Source records
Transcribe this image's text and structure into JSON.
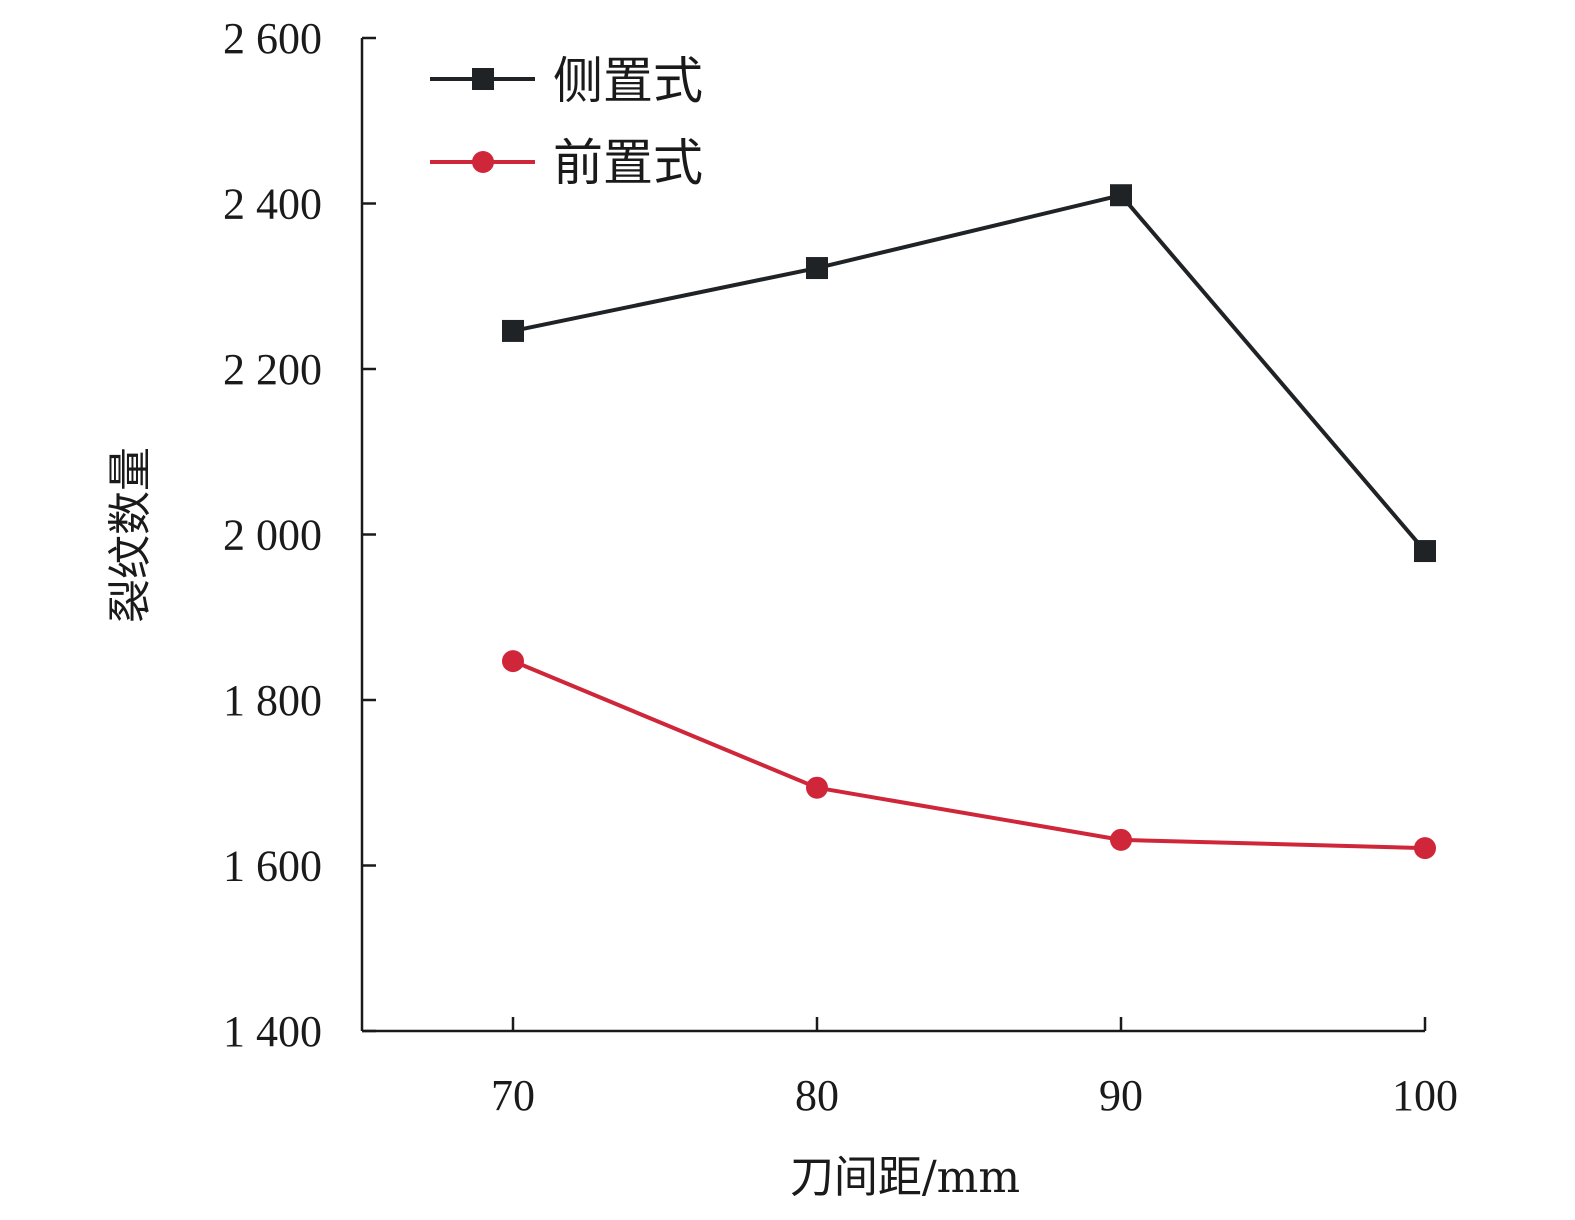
{
  "chart_data": {
    "type": "line",
    "x": [
      70,
      80,
      90,
      100
    ],
    "xlabel": "刀间距/mm",
    "ylabel": "裂纹数量",
    "ylim": [
      1400,
      2600
    ],
    "yticks": [
      1400,
      1600,
      1800,
      2000,
      2200,
      2400,
      2600
    ],
    "ytick_labels": [
      "1 400",
      "1 600",
      "1 800",
      "2 000",
      "2 200",
      "2 400",
      "2 600"
    ],
    "xtick_labels": [
      "70",
      "80",
      "90",
      "100"
    ],
    "grid": false,
    "legend_position": "top-left",
    "series": [
      {
        "name": "侧置式",
        "values": [
          2246,
          2322,
          2410,
          1980
        ],
        "marker": "square",
        "color": "#1f2326"
      },
      {
        "name": "前置式",
        "values": [
          1847,
          1694,
          1631,
          1621
        ],
        "marker": "circle",
        "color": "#d0263a"
      }
    ]
  }
}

▸ **TASK**
Copy out the entries verbatim and leave the images out.

▸ **THE SOLUTION**
Transcribe this image's text and structure into JSON.
{
  "chart_data": {
    "type": "line",
    "x": [
      70,
      80,
      90,
      100
    ],
    "xlabel": "刀间距/mm",
    "ylabel": "裂纹数量",
    "ylim": [
      1400,
      2600
    ],
    "yticks": [
      1400,
      1600,
      1800,
      2000,
      2200,
      2400,
      2600
    ],
    "ytick_labels": [
      "1 400",
      "1 600",
      "1 800",
      "2 000",
      "2 200",
      "2 400",
      "2 600"
    ],
    "xtick_labels": [
      "70",
      "80",
      "90",
      "100"
    ],
    "grid": false,
    "legend_position": "top-left",
    "series": [
      {
        "name": "侧置式",
        "values": [
          2246,
          2322,
          2410,
          1980
        ],
        "marker": "square",
        "color": "#1f2326"
      },
      {
        "name": "前置式",
        "values": [
          1847,
          1694,
          1631,
          1621
        ],
        "marker": "circle",
        "color": "#d0263a"
      }
    ]
  }
}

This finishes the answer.